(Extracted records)

--- begin ---

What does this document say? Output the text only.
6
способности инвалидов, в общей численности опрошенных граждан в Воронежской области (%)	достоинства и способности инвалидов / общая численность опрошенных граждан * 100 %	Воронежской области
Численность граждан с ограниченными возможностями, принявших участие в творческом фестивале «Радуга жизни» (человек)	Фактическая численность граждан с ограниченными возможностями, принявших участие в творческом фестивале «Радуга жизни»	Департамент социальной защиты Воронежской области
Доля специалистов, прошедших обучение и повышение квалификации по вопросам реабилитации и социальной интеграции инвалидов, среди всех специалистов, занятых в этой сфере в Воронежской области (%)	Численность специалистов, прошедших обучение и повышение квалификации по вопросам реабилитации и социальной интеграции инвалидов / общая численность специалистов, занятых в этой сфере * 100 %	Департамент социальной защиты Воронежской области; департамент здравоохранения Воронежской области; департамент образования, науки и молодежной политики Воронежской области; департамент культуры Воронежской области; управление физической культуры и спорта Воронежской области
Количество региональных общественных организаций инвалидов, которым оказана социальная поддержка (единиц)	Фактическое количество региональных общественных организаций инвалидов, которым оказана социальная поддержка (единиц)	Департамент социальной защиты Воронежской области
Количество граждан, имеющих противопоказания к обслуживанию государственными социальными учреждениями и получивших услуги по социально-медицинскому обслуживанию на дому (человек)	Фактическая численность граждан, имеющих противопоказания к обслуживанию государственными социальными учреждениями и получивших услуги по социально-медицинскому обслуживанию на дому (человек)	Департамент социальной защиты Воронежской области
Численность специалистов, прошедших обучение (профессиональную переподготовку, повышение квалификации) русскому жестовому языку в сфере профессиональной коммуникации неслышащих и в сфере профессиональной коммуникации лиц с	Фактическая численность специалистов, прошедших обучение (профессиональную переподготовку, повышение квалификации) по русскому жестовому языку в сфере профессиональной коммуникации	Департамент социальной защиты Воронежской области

--- end ---

# Work to complete
Your task is to repeat each line of the material exactly.

# Exercise output
What does this document say? Output the text only.
6
способности инвалидов, в общей численности опрошенных граждан в Воронежской области (%)	достоинства и способности инвалидов / общая численность опрошенных граждан * 100 %	Воронежской области
Численность граждан с ограниченными возможностями, принявших участие в творческом фестивале «Радуга жизни» (человек)	Фактическая численность граждан с ограниченными возможностями, принявших участие в творческом фестивале «Радуга жизни»	Департамент социальной защиты Воронежской области
Доля специалистов, прошедших обучение и повышение квалификации по вопросам реабилитации и социальной интеграции инвалидов, среди всех специалистов, занятых в этой сфере в Воронежской области (%)	Численность специалистов, прошедших обучение и повышение квалификации по вопросам реабилитации и социальной интеграции инвалидов / общая численность специалистов, занятых в этой сфере * 100 %	Департамент социальной защиты Воронежской области; департамент здравоохранения Воронежской области; департамент образования, науки и молодежной политики Воронежской области; департамент культуры Воронежской области; управление физической культуры и спорта Воронежской области
Количество региональных общественных организаций инвалидов, которым оказана социальная поддержка (единиц)	Фактическое количество региональных общественных организаций инвалидов, которым оказана социальная поддержка (единиц)	Департамент социальной защиты Воронежской области
Количество граждан, имеющих противопоказания к обслуживанию государственными социальными учреждениями и получивших услуги по социально-медицинскому обслуживанию на дому (человек)	Фактическая численность граждан, имеющих противопоказания к обслуживанию государственными социальными учреждениями и получивших услуги по социально-медицинскому обслуживанию на дому (человек)	Департамент социальной защиты Воронежской области
Численность специалистов, прошедших обучение (профессиональную переподготовку, повышение квалификации) русскому жестовому языку в сфере профессиональной коммуникации неслышащих и в сфере профессиональной коммуникации лиц с	Фактическая численность специалистов, прошедших обучение (профессиональную переподготовку, повышение квалификации) по русскому жестовому языку в сфере профессиональной коммуникации	Департамент социальной защиты Воронежской области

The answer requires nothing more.